Exercise: Copy every line from the one containing "Convert this screenshot" through the last line of the records below, both included, and nothing else.

* Begin Dataset records *

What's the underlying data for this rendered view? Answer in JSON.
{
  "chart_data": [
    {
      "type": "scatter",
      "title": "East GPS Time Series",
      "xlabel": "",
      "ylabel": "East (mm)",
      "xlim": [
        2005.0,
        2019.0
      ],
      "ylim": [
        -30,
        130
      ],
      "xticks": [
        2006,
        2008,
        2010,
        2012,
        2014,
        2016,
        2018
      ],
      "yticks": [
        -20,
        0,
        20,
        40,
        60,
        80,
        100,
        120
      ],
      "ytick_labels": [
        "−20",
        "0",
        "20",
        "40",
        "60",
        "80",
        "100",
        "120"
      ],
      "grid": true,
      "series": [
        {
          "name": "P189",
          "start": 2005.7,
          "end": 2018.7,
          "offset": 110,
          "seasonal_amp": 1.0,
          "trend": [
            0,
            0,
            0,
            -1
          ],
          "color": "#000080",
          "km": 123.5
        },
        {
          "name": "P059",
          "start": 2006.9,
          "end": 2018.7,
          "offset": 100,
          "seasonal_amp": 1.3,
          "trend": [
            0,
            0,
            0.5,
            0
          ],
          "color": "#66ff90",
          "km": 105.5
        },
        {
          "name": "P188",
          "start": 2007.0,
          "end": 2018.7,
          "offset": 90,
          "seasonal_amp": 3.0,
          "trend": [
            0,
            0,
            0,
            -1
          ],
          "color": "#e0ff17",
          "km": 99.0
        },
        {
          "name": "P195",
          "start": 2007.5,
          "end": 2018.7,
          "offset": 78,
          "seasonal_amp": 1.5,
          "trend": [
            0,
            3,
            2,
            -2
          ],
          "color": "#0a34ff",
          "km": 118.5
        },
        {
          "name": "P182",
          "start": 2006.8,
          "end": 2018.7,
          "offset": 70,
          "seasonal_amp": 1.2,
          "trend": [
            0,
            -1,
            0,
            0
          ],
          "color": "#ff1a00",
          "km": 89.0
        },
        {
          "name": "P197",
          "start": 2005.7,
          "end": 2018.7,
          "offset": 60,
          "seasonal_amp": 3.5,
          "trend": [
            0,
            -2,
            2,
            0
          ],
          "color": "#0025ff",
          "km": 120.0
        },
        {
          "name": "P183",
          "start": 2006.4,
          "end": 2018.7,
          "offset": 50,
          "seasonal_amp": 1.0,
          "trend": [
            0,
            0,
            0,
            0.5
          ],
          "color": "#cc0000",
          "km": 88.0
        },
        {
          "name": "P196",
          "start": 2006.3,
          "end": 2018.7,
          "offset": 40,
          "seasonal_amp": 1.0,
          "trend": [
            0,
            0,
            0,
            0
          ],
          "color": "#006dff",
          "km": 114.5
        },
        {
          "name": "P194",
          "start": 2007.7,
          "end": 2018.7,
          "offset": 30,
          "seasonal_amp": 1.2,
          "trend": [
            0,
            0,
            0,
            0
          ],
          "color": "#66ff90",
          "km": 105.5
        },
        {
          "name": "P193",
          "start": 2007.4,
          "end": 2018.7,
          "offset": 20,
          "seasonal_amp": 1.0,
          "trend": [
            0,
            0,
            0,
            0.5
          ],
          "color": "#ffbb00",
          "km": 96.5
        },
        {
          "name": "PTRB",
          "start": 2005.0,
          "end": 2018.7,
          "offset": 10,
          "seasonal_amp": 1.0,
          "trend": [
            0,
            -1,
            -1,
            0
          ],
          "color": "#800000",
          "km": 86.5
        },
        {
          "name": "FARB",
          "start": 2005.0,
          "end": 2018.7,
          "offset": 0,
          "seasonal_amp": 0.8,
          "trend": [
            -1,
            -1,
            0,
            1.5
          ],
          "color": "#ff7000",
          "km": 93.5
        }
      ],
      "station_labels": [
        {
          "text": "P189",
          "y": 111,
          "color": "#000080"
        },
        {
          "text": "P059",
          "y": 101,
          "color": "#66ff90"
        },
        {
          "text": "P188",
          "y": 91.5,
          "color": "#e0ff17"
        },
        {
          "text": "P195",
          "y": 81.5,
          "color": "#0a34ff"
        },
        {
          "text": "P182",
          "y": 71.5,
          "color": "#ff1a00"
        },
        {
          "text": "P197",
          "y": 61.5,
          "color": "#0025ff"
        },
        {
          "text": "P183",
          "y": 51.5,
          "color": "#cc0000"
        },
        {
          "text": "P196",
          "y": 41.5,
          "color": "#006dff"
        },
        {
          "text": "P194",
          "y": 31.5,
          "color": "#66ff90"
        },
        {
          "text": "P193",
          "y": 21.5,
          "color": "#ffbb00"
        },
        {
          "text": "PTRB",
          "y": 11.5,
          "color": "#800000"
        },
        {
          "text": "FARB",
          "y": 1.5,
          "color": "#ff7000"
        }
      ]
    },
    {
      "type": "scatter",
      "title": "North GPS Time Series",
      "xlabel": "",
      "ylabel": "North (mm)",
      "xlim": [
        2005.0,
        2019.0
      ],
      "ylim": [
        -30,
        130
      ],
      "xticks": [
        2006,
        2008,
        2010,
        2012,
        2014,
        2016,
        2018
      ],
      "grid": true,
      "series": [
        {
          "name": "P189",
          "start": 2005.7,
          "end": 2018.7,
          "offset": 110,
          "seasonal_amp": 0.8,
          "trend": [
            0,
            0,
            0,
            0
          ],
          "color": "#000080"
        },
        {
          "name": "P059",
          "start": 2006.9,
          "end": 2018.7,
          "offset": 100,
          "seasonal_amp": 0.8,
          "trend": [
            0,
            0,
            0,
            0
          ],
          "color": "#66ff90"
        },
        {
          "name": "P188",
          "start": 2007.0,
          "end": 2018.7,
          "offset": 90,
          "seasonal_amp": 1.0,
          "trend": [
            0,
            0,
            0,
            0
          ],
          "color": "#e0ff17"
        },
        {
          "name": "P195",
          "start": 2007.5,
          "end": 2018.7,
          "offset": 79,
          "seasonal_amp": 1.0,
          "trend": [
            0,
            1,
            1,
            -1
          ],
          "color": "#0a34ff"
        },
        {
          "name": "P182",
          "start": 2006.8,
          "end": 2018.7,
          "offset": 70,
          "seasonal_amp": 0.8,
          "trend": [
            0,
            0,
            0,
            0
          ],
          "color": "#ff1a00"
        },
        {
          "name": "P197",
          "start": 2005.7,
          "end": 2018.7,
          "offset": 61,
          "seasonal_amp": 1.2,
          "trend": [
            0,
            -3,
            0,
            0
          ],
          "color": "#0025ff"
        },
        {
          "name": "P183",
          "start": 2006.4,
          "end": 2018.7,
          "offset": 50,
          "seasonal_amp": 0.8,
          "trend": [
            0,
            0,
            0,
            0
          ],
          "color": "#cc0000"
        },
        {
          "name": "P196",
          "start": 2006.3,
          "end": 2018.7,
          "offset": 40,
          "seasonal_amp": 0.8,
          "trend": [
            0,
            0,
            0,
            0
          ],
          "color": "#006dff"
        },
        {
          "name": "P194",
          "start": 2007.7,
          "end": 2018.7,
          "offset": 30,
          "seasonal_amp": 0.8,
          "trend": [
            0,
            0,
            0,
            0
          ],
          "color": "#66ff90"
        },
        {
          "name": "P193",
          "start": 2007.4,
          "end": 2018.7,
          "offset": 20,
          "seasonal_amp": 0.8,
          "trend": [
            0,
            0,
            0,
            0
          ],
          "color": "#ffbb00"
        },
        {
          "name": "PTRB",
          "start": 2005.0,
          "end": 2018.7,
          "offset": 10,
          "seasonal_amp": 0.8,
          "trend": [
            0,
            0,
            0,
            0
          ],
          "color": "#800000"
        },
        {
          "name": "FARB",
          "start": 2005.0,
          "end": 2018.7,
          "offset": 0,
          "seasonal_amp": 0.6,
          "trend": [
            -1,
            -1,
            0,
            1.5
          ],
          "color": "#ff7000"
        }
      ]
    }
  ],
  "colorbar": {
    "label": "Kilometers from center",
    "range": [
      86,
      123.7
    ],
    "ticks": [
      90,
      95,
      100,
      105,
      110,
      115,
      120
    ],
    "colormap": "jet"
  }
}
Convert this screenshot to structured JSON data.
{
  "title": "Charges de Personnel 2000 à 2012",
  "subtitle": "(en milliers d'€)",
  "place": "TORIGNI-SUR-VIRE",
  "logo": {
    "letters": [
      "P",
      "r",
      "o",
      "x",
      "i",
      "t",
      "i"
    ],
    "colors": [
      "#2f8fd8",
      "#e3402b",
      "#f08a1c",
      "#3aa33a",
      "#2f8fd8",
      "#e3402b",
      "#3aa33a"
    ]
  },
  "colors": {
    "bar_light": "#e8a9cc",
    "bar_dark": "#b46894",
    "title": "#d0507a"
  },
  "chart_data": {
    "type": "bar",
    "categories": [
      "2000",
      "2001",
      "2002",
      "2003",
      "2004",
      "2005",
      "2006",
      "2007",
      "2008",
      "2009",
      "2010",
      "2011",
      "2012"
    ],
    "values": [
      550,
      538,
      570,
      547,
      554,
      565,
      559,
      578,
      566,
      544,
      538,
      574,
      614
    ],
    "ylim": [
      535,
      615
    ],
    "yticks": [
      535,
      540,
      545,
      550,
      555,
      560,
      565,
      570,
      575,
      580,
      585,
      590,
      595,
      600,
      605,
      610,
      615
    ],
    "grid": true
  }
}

* End Dataset records *

Full solution:
Convert this screenshot to structured JSON data.
{
  "title": "Charges de Personnel 2000 à 2012",
  "subtitle": "(en milliers d'€)",
  "place": "TORIGNI-SUR-VIRE",
  "logo": {
    "letters": [
      "P",
      "r",
      "o",
      "x",
      "i",
      "t",
      "i"
    ],
    "colors": [
      "#2f8fd8",
      "#e3402b",
      "#f08a1c",
      "#3aa33a",
      "#2f8fd8",
      "#e3402b",
      "#3aa33a"
    ]
  },
  "colors": {
    "bar_light": "#e8a9cc",
    "bar_dark": "#b46894",
    "title": "#d0507a"
  },
  "chart_data": {
    "type": "bar",
    "categories": [
      "2000",
      "2001",
      "2002",
      "2003",
      "2004",
      "2005",
      "2006",
      "2007",
      "2008",
      "2009",
      "2010",
      "2011",
      "2012"
    ],
    "values": [
      550,
      538,
      570,
      547,
      554,
      565,
      559,
      578,
      566,
      544,
      538,
      574,
      614
    ],
    "ylim": [
      535,
      615
    ],
    "yticks": [
      535,
      540,
      545,
      550,
      555,
      560,
      565,
      570,
      575,
      580,
      585,
      590,
      595,
      600,
      605,
      610,
      615
    ],
    "grid": true
  }
}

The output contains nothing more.